--- WHAT THE TASK REQUIRES ---
Write the records below out in full, character for character, with no pictures.

(Part of a data file)
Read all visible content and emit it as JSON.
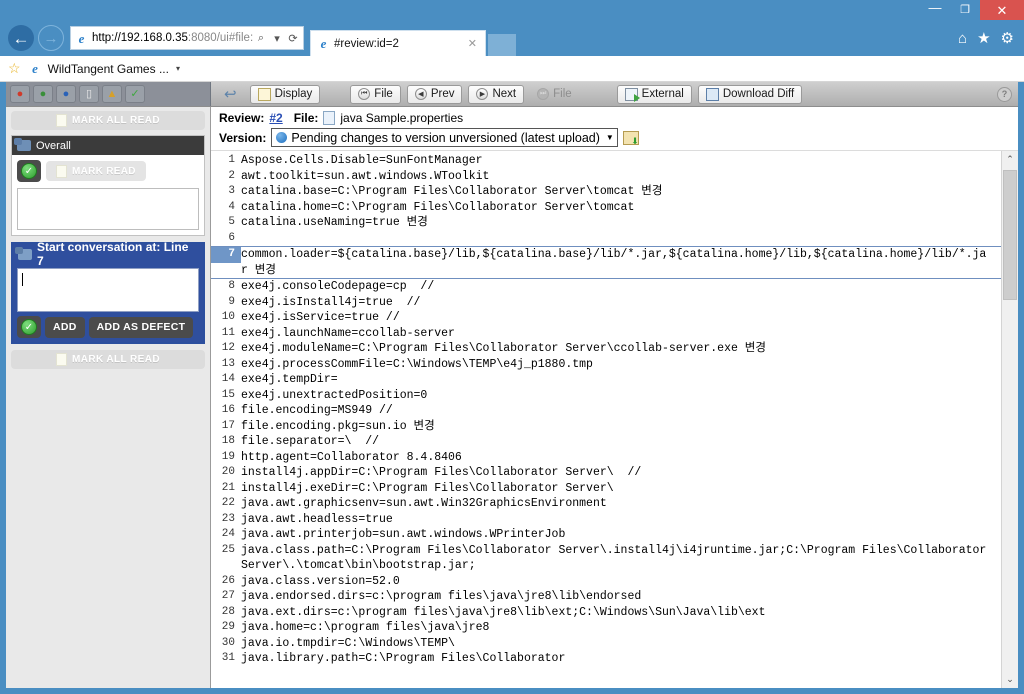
{
  "browser": {
    "window_controls": {
      "minimize": "—",
      "maximize": "❐",
      "close": "✕"
    },
    "back_arrow": "←",
    "forward_arrow": "→",
    "url_host": "http://192.168.0.35",
    "url_path": ":8080/ui#file:",
    "search_glyph": "⌕",
    "dropdown_glyph": "▾",
    "refresh_glyph": "⟳",
    "tab_title": "#review:id=2",
    "tab_close": "✕",
    "home_icon": "⌂",
    "favorites_icon": "★",
    "settings_icon": "⚙",
    "favbar": {
      "star": "☆",
      "item_label": "WildTangent Games ...",
      "caret": "▾"
    }
  },
  "toolbar": {
    "left_icons": [
      {
        "name": "defect-red-icon",
        "glyph": "🐞"
      },
      {
        "name": "defect-fixed-icon",
        "glyph": "🐞"
      },
      {
        "name": "defect-next-icon",
        "glyph": "🐞"
      },
      {
        "name": "comment-icon",
        "glyph": "💬"
      },
      {
        "name": "alert-icon",
        "glyph": "⚠"
      },
      {
        "name": "accept-icon",
        "glyph": "✓"
      }
    ],
    "undo_glyph": "↩",
    "display_label": "Display",
    "file_first_label": "File",
    "prev_label": "Prev",
    "next_label": "Next",
    "file_last_label": "File",
    "external_label": "External",
    "download_diff_label": "Download Diff",
    "help_label": "?",
    "first_glyph": "⏮",
    "prev_glyph": "◀",
    "next_glyph": "▶",
    "last_glyph": "⏭"
  },
  "sidebar": {
    "mark_all_read_top": "MARK ALL READ",
    "mark_all_read_bottom": "MARK ALL READ",
    "overall_panel": {
      "title": "Overall",
      "mark_read_label": "MARK READ",
      "comment_value": "",
      "comment_placeholder": ""
    },
    "conversation_panel": {
      "title": "Start conversation at: Line 7",
      "comment_value": "",
      "comment_placeholder": "",
      "add_label": "ADD",
      "add_as_defect_label": "ADD AS DEFECT"
    }
  },
  "review": {
    "review_label": "Review:",
    "review_id": "#2",
    "file_label": "File:",
    "file_name": "java Sample.properties",
    "version_label": "Version:",
    "version_value": "Pending changes to version unversioned (latest upload)",
    "version_caret": "▼"
  },
  "code": {
    "selected_line": 7,
    "lines": [
      {
        "n": 1,
        "text": "Aspose.Cells.Disable=SunFontManager"
      },
      {
        "n": 2,
        "text": "awt.toolkit=sun.awt.windows.WToolkit"
      },
      {
        "n": 3,
        "text": "catalina.base=C:\\Program Files\\Collaborator Server\\tomcat 변경"
      },
      {
        "n": 4,
        "text": "catalina.home=C:\\Program Files\\Collaborator Server\\tomcat"
      },
      {
        "n": 5,
        "text": "catalina.useNaming=true 변경"
      },
      {
        "n": 6,
        "text": ""
      },
      {
        "n": 7,
        "text": "common.loader=${catalina.base}/lib,${catalina.base}/lib/*.jar,${catalina.home}/lib,${catalina.home}/lib/*.jar 변경"
      },
      {
        "n": 8,
        "text": "exe4j.consoleCodepage=cp  //"
      },
      {
        "n": 9,
        "text": "exe4j.isInstall4j=true  //"
      },
      {
        "n": 10,
        "text": "exe4j.isService=true //"
      },
      {
        "n": 11,
        "text": "exe4j.launchName=ccollab-server"
      },
      {
        "n": 12,
        "text": "exe4j.moduleName=C:\\Program Files\\Collaborator Server\\ccollab-server.exe 변경"
      },
      {
        "n": 13,
        "text": "exe4j.processCommFile=C:\\Windows\\TEMP\\e4j_p1880.tmp"
      },
      {
        "n": 14,
        "text": "exe4j.tempDir="
      },
      {
        "n": 15,
        "text": "exe4j.unextractedPosition=0"
      },
      {
        "n": 16,
        "text": "file.encoding=MS949 //"
      },
      {
        "n": 17,
        "text": "file.encoding.pkg=sun.io 변경"
      },
      {
        "n": 18,
        "text": "file.separator=\\  //"
      },
      {
        "n": 19,
        "text": "http.agent=Collaborator 8.4.8406"
      },
      {
        "n": 20,
        "text": "install4j.appDir=C:\\Program Files\\Collaborator Server\\  //"
      },
      {
        "n": 21,
        "text": "install4j.exeDir=C:\\Program Files\\Collaborator Server\\"
      },
      {
        "n": 22,
        "text": "java.awt.graphicsenv=sun.awt.Win32GraphicsEnvironment"
      },
      {
        "n": 23,
        "text": "java.awt.headless=true"
      },
      {
        "n": 24,
        "text": "java.awt.printerjob=sun.awt.windows.WPrinterJob"
      },
      {
        "n": 25,
        "text": "java.class.path=C:\\Program Files\\Collaborator Server\\.install4j\\i4jruntime.jar;C:\\Program Files\\Collaborator Server\\.\\tomcat\\bin\\bootstrap.jar;"
      },
      {
        "n": 26,
        "text": "java.class.version=52.0"
      },
      {
        "n": 27,
        "text": "java.endorsed.dirs=c:\\program files\\java\\jre8\\lib\\endorsed"
      },
      {
        "n": 28,
        "text": "java.ext.dirs=c:\\program files\\java\\jre8\\lib\\ext;C:\\Windows\\Sun\\Java\\lib\\ext"
      },
      {
        "n": 29,
        "text": "java.home=c:\\program files\\java\\jre8"
      },
      {
        "n": 30,
        "text": "java.io.tmpdir=C:\\Windows\\TEMP\\"
      },
      {
        "n": 31,
        "text": "java.library.path=C:\\Program Files\\Collaborator"
      }
    ]
  },
  "scrollbar": {
    "up_glyph": "⌃",
    "down_glyph": "⌄"
  },
  "colors": {
    "browser_chrome": "#4a8ec2",
    "selection_gutter": "#6f96c7",
    "active_panel": "#2f4f9e",
    "link": "#2a4fb5"
  }
}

--- EXERCISE RESPONSE ---
Read all visible content and emit it as JSON.
{
  "browser": {
    "window_controls": {
      "minimize": "—",
      "maximize": "❐",
      "close": "✕"
    },
    "back_arrow": "←",
    "forward_arrow": "→",
    "url_host": "http://192.168.0.35",
    "url_path": ":8080/ui#file:",
    "search_glyph": "⌕",
    "dropdown_glyph": "▾",
    "refresh_glyph": "⟳",
    "tab_title": "#review:id=2",
    "tab_close": "✕",
    "home_icon": "⌂",
    "favorites_icon": "★",
    "settings_icon": "⚙",
    "favbar": {
      "star": "☆",
      "item_label": "WildTangent Games ...",
      "caret": "▾"
    }
  },
  "toolbar": {
    "left_icons": [
      {
        "name": "defect-red-icon",
        "glyph": "🐞"
      },
      {
        "name": "defect-fixed-icon",
        "glyph": "🐞"
      },
      {
        "name": "defect-next-icon",
        "glyph": "🐞"
      },
      {
        "name": "comment-icon",
        "glyph": "💬"
      },
      {
        "name": "alert-icon",
        "glyph": "⚠"
      },
      {
        "name": "accept-icon",
        "glyph": "✓"
      }
    ],
    "undo_glyph": "↩",
    "display_label": "Display",
    "file_first_label": "File",
    "prev_label": "Prev",
    "next_label": "Next",
    "file_last_label": "File",
    "external_label": "External",
    "download_diff_label": "Download Diff",
    "help_label": "?",
    "first_glyph": "⏮",
    "prev_glyph": "◀",
    "next_glyph": "▶",
    "last_glyph": "⏭"
  },
  "sidebar": {
    "mark_all_read_top": "MARK ALL READ",
    "mark_all_read_bottom": "MARK ALL READ",
    "overall_panel": {
      "title": "Overall",
      "mark_read_label": "MARK READ",
      "comment_value": "",
      "comment_placeholder": ""
    },
    "conversation_panel": {
      "title": "Start conversation at: Line 7",
      "comment_value": "",
      "comment_placeholder": "",
      "add_label": "ADD",
      "add_as_defect_label": "ADD AS DEFECT"
    }
  },
  "review": {
    "review_label": "Review:",
    "review_id": "#2",
    "file_label": "File:",
    "file_name": "java Sample.properties",
    "version_label": "Version:",
    "version_value": "Pending changes to version unversioned (latest upload)",
    "version_caret": "▼"
  },
  "code": {
    "selected_line": 7,
    "lines": [
      {
        "n": 1,
        "text": "Aspose.Cells.Disable=SunFontManager"
      },
      {
        "n": 2,
        "text": "awt.toolkit=sun.awt.windows.WToolkit"
      },
      {
        "n": 3,
        "text": "catalina.base=C:\\Program Files\\Collaborator Server\\tomcat 변경"
      },
      {
        "n": 4,
        "text": "catalina.home=C:\\Program Files\\Collaborator Server\\tomcat"
      },
      {
        "n": 5,
        "text": "catalina.useNaming=true 변경"
      },
      {
        "n": 6,
        "text": ""
      },
      {
        "n": 7,
        "text": "common.loader=${catalina.base}/lib,${catalina.base}/lib/*.jar,${catalina.home}/lib,${catalina.home}/lib/*.jar 변경"
      },
      {
        "n": 8,
        "text": "exe4j.consoleCodepage=cp  //"
      },
      {
        "n": 9,
        "text": "exe4j.isInstall4j=true  //"
      },
      {
        "n": 10,
        "text": "exe4j.isService=true //"
      },
      {
        "n": 11,
        "text": "exe4j.launchName=ccollab-server"
      },
      {
        "n": 12,
        "text": "exe4j.moduleName=C:\\Program Files\\Collaborator Server\\ccollab-server.exe 변경"
      },
      {
        "n": 13,
        "text": "exe4j.processCommFile=C:\\Windows\\TEMP\\e4j_p1880.tmp"
      },
      {
        "n": 14,
        "text": "exe4j.tempDir="
      },
      {
        "n": 15,
        "text": "exe4j.unextractedPosition=0"
      },
      {
        "n": 16,
        "text": "file.encoding=MS949 //"
      },
      {
        "n": 17,
        "text": "file.encoding.pkg=sun.io 변경"
      },
      {
        "n": 18,
        "text": "file.separator=\\  //"
      },
      {
        "n": 19,
        "text": "http.agent=Collaborator 8.4.8406"
      },
      {
        "n": 20,
        "text": "install4j.appDir=C:\\Program Files\\Collaborator Server\\  //"
      },
      {
        "n": 21,
        "text": "install4j.exeDir=C:\\Program Files\\Collaborator Server\\"
      },
      {
        "n": 22,
        "text": "java.awt.graphicsenv=sun.awt.Win32GraphicsEnvironment"
      },
      {
        "n": 23,
        "text": "java.awt.headless=true"
      },
      {
        "n": 24,
        "text": "java.awt.printerjob=sun.awt.windows.WPrinterJob"
      },
      {
        "n": 25,
        "text": "java.class.path=C:\\Program Files\\Collaborator Server\\.install4j\\i4jruntime.jar;C:\\Program Files\\Collaborator Server\\.\\tomcat\\bin\\bootstrap.jar;"
      },
      {
        "n": 26,
        "text": "java.class.version=52.0"
      },
      {
        "n": 27,
        "text": "java.endorsed.dirs=c:\\program files\\java\\jre8\\lib\\endorsed"
      },
      {
        "n": 28,
        "text": "java.ext.dirs=c:\\program files\\java\\jre8\\lib\\ext;C:\\Windows\\Sun\\Java\\lib\\ext"
      },
      {
        "n": 29,
        "text": "java.home=c:\\program files\\java\\jre8"
      },
      {
        "n": 30,
        "text": "java.io.tmpdir=C:\\Windows\\TEMP\\"
      },
      {
        "n": 31,
        "text": "java.library.path=C:\\Program Files\\Collaborator"
      }
    ]
  },
  "scrollbar": {
    "up_glyph": "⌃",
    "down_glyph": "⌄"
  },
  "colors": {
    "browser_chrome": "#4a8ec2",
    "selection_gutter": "#6f96c7",
    "active_panel": "#2f4f9e",
    "link": "#2a4fb5"
  }
}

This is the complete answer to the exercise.